## Document segment
--

The medial aspect of the medial femoral condyle on a porcine femur was dissected to remove the soft tissue. A hole was drilled with a twist bit into the bone. The hole was positioned to be nearly perpendicular to the bone surface and placed approximately at the insertion point of the medial collateral ligament. The hole measured about two millimeters in diameter.
- EXAMPLE 2
First, a cannulated composite bone screw mounted on a standard hexagonal driver was used in an attempt to drive the screw into the bone. This proved to be unsuccessful as the leading edge of the screw spun repeatedly and failed to engage the bone. Next, the same type of screw was mounted onto the self-threading driver. In this instance, the self-threading driver tip immediately engaged the bone and advanced the driver/screw complex forward so that the leading edge of the screw gained purchase into the bone. The composite screw was then able to advance into the bone.
A self-threading driver with a mounted composite screw was made for simulation of a bone-tendon-bone ACL repair. The driver had a leading tip, made from stainless steel with a self-threading design. The tip extended beyond the screw and incorporated all of the features of the present invention described above in reference to FIGS. 2 and 3. The screw was composed of a composite of 15/85 (volume percent) β-tricalcium phosphate (TCP) particles (10-micron average diameter) in poly(lactic acid), or PLA polymer. The screw was machined from a billet of TCP/PLA composite previously formed by injection molding.

--

Source records:
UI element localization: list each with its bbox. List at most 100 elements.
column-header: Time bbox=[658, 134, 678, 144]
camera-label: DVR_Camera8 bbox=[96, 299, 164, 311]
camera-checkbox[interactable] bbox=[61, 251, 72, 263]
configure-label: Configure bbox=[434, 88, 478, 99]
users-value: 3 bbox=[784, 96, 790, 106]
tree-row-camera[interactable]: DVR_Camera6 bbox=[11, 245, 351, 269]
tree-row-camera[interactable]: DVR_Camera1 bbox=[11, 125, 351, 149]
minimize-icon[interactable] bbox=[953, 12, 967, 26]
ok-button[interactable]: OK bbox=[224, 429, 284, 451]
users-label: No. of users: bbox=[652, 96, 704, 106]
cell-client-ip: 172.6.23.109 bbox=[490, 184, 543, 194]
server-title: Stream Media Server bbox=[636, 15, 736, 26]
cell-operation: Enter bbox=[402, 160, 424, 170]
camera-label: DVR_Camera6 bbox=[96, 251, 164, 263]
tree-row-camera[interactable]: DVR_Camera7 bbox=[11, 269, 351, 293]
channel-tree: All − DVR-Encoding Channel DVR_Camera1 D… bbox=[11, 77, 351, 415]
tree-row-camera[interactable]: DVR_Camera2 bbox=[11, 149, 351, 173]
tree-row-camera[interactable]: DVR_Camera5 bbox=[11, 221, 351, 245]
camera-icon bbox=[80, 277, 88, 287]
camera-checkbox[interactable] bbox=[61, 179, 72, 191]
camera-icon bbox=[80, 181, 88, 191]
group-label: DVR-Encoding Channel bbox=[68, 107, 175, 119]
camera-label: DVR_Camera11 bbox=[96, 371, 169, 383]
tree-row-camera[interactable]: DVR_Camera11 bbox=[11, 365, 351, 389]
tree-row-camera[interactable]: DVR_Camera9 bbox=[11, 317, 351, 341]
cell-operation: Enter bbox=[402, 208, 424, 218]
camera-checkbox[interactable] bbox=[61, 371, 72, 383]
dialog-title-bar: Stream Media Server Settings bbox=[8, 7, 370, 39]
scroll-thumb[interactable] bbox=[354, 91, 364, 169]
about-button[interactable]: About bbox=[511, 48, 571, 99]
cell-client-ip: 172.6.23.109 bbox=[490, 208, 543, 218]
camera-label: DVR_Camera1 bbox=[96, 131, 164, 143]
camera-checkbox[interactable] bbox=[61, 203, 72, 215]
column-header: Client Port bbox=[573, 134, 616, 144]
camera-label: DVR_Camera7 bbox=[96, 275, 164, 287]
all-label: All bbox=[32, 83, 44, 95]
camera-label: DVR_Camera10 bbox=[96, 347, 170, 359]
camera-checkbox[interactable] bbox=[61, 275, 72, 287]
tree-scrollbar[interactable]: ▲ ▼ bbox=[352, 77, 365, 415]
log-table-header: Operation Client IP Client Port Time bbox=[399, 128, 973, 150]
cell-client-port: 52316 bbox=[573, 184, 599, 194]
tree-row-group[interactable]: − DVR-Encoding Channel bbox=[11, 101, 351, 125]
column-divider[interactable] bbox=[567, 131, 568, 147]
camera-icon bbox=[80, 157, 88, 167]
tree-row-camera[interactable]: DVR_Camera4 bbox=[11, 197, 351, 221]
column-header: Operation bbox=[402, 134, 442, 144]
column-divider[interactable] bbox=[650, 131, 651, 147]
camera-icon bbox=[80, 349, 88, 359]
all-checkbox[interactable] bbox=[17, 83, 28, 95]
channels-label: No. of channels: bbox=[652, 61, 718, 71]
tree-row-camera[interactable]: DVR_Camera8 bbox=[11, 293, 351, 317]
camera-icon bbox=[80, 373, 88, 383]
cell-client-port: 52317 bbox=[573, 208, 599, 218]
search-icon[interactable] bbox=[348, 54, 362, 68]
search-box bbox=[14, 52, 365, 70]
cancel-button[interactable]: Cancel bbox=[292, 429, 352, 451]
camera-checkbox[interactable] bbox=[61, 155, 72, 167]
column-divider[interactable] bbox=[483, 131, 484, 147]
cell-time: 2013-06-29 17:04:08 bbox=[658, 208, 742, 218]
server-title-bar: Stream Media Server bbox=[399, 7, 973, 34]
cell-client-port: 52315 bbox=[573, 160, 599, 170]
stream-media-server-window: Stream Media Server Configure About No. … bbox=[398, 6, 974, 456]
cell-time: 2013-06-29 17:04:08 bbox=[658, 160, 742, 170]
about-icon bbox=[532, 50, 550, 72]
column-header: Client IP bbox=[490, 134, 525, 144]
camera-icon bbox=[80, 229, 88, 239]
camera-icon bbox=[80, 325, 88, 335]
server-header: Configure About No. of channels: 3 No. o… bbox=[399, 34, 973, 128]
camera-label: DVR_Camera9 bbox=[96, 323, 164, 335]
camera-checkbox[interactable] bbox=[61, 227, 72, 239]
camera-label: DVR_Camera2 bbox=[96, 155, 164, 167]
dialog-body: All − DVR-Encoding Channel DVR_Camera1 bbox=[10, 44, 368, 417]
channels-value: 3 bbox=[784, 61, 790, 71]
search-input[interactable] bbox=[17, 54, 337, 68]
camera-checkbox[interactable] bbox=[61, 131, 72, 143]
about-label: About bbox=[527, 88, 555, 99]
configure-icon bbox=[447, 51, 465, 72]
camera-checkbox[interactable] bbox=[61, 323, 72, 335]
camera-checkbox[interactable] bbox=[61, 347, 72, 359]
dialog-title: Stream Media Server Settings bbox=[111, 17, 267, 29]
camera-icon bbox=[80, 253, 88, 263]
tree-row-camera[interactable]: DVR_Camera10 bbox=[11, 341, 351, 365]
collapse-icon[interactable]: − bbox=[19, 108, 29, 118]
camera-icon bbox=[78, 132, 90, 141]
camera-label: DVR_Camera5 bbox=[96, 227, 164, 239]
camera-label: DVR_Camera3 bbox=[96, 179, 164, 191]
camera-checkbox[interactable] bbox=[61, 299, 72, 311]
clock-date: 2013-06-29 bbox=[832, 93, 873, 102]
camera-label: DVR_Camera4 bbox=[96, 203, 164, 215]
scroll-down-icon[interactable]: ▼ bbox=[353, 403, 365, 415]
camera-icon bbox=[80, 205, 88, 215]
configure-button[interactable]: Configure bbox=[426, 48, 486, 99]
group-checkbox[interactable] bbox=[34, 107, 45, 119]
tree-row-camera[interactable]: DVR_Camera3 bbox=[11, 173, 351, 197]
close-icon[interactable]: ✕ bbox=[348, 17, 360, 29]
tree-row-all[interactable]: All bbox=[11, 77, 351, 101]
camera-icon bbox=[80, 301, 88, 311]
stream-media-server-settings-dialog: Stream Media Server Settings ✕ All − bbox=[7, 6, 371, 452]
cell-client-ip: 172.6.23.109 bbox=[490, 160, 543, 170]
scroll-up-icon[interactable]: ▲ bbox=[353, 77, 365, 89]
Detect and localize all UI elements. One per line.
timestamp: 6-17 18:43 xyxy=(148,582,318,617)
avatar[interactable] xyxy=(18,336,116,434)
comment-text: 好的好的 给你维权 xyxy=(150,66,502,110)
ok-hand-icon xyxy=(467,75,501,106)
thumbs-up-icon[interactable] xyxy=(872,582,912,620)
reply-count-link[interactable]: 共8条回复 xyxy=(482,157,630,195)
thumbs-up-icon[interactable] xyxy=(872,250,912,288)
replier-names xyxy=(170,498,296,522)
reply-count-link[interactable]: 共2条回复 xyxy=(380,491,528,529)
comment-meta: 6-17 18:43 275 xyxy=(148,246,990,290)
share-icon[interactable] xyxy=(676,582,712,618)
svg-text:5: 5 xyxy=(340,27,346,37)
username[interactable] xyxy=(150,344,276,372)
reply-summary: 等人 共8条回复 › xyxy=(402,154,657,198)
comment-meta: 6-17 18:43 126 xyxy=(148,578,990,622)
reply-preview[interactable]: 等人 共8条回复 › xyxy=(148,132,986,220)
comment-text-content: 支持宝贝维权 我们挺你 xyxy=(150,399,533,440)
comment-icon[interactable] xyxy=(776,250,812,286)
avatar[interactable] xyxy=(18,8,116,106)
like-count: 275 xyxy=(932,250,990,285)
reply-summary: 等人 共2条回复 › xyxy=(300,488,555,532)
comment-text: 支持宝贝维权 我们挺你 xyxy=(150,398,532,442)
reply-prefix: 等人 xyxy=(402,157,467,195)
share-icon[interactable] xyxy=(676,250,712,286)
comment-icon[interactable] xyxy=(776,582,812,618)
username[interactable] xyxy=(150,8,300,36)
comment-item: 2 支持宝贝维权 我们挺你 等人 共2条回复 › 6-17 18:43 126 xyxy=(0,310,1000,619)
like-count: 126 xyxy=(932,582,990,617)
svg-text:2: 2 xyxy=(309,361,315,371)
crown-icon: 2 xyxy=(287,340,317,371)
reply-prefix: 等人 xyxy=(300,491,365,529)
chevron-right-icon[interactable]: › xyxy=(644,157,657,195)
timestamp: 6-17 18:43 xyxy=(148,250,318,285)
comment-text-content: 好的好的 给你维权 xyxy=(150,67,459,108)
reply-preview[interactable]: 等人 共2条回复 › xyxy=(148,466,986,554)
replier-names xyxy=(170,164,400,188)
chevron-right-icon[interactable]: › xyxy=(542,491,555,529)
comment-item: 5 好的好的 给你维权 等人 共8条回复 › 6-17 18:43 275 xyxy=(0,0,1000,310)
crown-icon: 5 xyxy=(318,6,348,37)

--

## Work instruction
Resume the passage on the self-threading bone screw driver, picking up after its last sentence.

## Solved problem
A fresh frozen porcine knee model was used for simulation of a bone-tendon-bone ACL repair. The shaft of the femur was securely clamped in a bone vice. The capsular soft tissue structures of the knee were dissected and removed, exposing the articular surfaces. A patellar bone plug, sized to 11-mm in diameter, was harvested using an oscillating surgical saw. A portion of the patellar tendon was left intact and attached to the bone plug. A bone tunnel was prepared in the femoral condyle by over-drilling a guide pin placed at the insertion of the ACL and driven in an anterio-lateral direction. A 12-mm diameter tunnel was drilled. The patellar bone plug was inserted completely into the tunnel until its distal end intruded two to three millimeters beyond the tunnel opening. Since the bone plug was 11-mm in diameter and the tunnel was 12-mm in diameter, there existed a 1-mm gap into which the screw could be driven. The self-tapping hexagonal driver with the mounted screw was positioned so that during insertion, the threads of the screw would come into contact with the cancellous surface of the bone plug. The driver/screw complex was then advanced by screwing into the tunnel until the back end of the screw was positioned nearly flush with the original cortical surface of the bone. During the insertion process, the composite screw was under torsional resistance. A “biting” sound was heard, indicating that the screw threads were cutting into the bone materials. The bone plug was kept from advancing further into the tunnel during screw insertion by keeping constant tension on the patellar tendon.
In summary, the composite screw was successfully driven into the bone tunnel/bone plug gap. The self-threading driver with mounted composite screw was easily driven into the bone tunnel/bone plug gap once the threads on the stainless steel front component of the driver caught onto the bone.